▶ Task instructions
Identify and pull out each line of the entries in which "image" occurs.

□ □ □ □ □ □ □

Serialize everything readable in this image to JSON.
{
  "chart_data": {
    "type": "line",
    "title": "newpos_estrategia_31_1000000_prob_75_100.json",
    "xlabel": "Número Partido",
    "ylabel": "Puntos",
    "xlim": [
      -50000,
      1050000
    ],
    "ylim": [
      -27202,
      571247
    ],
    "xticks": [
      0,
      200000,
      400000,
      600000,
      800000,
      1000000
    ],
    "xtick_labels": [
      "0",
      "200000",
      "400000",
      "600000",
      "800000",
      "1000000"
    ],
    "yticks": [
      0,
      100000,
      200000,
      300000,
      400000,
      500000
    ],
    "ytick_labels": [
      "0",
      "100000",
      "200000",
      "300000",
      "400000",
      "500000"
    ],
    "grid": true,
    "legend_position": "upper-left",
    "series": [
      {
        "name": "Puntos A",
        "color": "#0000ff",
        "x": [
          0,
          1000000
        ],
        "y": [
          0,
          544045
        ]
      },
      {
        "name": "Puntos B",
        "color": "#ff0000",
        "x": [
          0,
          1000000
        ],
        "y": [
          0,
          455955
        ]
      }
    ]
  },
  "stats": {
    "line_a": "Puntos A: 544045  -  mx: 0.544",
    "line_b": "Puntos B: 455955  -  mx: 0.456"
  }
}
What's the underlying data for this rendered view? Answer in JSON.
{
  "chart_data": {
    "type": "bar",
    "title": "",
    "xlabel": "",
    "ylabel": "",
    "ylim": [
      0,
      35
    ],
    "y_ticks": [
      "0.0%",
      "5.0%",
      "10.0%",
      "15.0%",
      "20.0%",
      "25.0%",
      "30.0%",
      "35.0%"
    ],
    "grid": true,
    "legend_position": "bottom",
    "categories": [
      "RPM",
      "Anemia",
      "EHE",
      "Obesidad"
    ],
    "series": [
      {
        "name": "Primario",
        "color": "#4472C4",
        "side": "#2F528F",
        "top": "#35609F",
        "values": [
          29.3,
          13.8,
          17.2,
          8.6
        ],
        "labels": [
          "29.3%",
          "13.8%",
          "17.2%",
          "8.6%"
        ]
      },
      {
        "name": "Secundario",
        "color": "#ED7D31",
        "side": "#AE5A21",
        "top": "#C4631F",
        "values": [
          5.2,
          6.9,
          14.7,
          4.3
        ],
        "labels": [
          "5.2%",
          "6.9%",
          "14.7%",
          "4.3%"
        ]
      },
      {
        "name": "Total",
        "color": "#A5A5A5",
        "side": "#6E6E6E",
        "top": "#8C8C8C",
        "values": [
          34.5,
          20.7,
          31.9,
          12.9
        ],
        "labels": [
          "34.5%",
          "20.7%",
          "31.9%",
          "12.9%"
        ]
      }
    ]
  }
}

□ □ □ □ □ □ □

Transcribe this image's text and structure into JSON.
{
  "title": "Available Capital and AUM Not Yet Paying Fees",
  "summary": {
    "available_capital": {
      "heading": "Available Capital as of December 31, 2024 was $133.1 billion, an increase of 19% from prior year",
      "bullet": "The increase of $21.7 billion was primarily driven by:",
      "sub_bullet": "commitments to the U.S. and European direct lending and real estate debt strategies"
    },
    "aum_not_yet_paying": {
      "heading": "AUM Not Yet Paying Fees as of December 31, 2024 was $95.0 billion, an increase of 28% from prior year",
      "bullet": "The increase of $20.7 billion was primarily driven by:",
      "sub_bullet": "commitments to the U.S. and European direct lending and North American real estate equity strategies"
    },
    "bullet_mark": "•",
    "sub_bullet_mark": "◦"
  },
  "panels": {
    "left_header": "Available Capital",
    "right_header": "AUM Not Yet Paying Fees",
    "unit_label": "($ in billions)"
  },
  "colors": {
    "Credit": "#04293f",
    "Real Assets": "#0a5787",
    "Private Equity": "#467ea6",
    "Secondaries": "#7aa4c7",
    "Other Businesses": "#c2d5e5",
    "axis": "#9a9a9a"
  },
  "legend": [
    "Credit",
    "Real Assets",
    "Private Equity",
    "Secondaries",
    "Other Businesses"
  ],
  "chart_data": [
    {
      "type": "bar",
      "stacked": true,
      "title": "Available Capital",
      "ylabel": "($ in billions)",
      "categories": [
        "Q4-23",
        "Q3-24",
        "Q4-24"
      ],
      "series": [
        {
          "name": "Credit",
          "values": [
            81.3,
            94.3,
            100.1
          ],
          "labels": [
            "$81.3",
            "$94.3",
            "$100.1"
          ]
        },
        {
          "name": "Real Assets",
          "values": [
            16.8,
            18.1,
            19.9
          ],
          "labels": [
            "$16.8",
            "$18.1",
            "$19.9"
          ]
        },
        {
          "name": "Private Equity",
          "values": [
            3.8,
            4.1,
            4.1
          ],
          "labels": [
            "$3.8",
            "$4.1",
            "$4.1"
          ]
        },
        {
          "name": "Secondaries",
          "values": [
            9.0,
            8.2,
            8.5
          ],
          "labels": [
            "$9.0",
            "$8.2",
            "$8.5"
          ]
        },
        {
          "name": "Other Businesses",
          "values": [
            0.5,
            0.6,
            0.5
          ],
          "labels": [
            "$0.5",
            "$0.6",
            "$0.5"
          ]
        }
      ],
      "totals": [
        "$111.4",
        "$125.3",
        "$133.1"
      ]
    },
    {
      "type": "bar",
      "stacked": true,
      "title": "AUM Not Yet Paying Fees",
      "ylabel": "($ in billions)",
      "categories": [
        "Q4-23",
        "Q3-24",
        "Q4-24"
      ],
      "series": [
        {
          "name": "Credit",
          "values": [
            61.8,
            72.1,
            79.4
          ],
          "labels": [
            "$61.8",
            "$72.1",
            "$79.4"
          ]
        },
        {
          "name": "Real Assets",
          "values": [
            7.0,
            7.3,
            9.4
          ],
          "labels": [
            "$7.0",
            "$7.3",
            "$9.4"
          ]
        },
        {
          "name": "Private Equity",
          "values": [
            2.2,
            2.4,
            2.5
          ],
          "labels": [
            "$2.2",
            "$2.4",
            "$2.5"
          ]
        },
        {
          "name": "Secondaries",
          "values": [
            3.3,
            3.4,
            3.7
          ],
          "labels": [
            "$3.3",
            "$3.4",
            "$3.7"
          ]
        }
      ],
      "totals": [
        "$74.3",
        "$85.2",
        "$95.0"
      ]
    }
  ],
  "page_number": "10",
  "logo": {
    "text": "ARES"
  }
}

□ □ □ □ □ □ □

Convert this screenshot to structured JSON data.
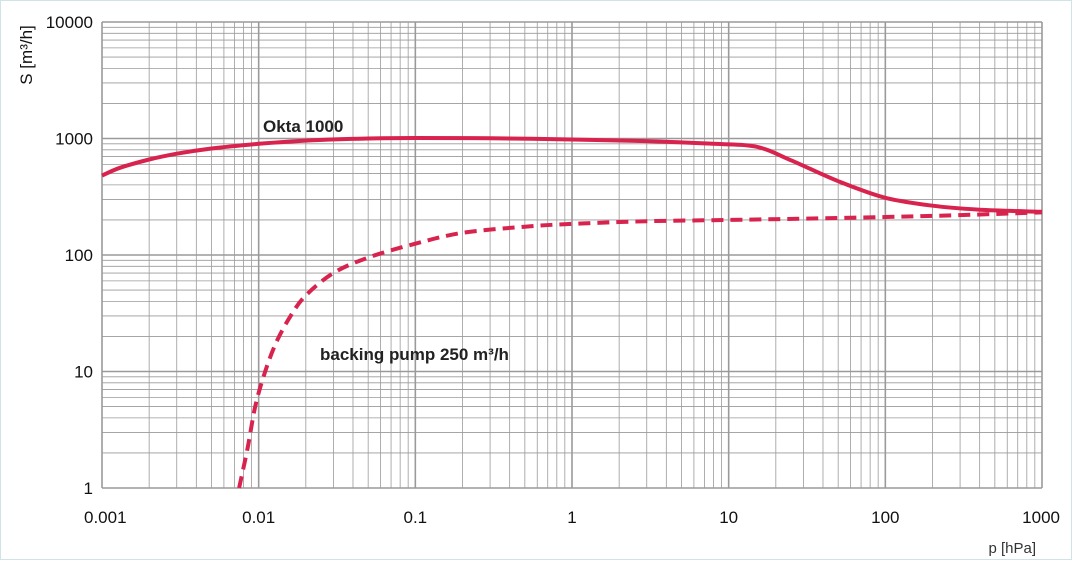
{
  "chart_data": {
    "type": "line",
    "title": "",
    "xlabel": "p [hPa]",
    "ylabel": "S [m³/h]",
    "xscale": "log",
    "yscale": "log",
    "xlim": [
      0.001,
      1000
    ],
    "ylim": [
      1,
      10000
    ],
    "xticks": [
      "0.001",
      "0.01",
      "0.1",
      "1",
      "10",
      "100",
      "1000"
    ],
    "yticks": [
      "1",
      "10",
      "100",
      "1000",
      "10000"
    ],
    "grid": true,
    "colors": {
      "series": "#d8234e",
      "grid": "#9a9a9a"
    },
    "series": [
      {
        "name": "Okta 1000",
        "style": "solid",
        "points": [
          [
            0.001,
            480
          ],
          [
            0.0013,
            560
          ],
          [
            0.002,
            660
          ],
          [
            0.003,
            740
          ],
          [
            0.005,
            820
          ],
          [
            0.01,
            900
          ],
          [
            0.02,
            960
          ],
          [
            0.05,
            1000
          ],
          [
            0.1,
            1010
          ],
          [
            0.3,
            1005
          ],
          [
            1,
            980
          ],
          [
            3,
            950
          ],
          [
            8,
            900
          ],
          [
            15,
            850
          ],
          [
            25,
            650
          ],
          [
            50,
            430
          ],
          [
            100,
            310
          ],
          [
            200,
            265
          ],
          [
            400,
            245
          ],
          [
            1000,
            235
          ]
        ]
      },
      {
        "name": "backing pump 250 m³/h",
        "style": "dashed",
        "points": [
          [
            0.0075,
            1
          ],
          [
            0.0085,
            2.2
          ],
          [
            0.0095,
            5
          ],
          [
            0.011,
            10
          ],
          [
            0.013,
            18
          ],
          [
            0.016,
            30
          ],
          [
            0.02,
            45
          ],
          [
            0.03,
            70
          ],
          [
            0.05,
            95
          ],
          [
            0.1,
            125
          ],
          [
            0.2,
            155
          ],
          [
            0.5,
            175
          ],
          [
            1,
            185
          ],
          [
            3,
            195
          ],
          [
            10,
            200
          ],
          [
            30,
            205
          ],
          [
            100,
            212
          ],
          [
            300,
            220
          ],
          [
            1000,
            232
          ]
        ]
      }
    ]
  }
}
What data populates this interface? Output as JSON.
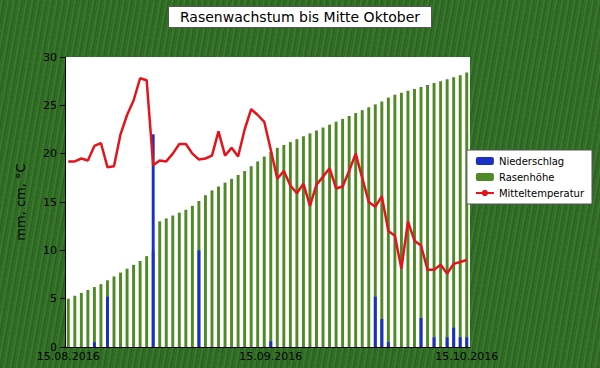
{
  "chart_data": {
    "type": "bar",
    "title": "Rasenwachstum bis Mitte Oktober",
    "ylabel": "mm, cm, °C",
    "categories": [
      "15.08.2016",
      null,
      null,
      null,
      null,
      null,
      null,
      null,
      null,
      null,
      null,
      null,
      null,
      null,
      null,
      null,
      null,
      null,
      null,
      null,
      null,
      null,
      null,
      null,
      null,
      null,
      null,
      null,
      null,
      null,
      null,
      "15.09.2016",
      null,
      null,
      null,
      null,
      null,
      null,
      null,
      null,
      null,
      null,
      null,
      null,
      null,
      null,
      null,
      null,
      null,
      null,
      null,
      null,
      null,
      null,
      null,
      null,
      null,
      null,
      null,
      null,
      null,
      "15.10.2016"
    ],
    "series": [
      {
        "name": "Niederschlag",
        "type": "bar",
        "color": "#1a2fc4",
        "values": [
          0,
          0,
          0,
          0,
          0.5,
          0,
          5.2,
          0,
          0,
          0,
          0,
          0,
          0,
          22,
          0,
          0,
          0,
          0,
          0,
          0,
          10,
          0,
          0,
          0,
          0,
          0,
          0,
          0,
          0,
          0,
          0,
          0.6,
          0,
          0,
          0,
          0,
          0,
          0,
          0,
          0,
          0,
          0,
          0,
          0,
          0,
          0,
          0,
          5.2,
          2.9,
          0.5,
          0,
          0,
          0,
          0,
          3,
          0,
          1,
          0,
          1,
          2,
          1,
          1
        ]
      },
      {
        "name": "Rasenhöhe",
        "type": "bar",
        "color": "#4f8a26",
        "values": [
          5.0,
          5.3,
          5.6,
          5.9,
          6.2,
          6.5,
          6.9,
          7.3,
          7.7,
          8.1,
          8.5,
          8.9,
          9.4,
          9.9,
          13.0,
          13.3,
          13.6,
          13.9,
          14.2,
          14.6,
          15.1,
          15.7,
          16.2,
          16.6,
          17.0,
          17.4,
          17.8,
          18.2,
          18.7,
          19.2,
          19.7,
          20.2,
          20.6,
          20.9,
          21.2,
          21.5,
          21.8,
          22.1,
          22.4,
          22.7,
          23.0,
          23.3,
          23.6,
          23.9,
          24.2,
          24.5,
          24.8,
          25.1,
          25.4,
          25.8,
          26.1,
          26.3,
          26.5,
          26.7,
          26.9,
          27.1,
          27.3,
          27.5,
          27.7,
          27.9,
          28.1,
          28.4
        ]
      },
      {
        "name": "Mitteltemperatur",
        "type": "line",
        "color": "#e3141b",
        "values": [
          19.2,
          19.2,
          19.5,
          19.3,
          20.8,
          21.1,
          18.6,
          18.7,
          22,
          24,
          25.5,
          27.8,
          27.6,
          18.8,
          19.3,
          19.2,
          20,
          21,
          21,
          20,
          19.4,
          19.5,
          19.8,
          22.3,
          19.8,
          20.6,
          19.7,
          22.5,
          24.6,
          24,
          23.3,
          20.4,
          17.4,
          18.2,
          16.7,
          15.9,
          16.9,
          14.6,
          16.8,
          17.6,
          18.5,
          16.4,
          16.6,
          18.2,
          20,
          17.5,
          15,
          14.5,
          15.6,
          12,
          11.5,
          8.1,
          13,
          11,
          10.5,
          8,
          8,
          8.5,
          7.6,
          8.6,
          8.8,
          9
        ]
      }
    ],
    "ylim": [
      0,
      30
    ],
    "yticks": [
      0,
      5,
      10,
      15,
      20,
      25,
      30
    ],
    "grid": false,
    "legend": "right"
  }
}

□ □ □ □ □ □ □

▶ Task result
Serialize everything readable in this image to JSON.
Transcribe this image's text and structure into JSON.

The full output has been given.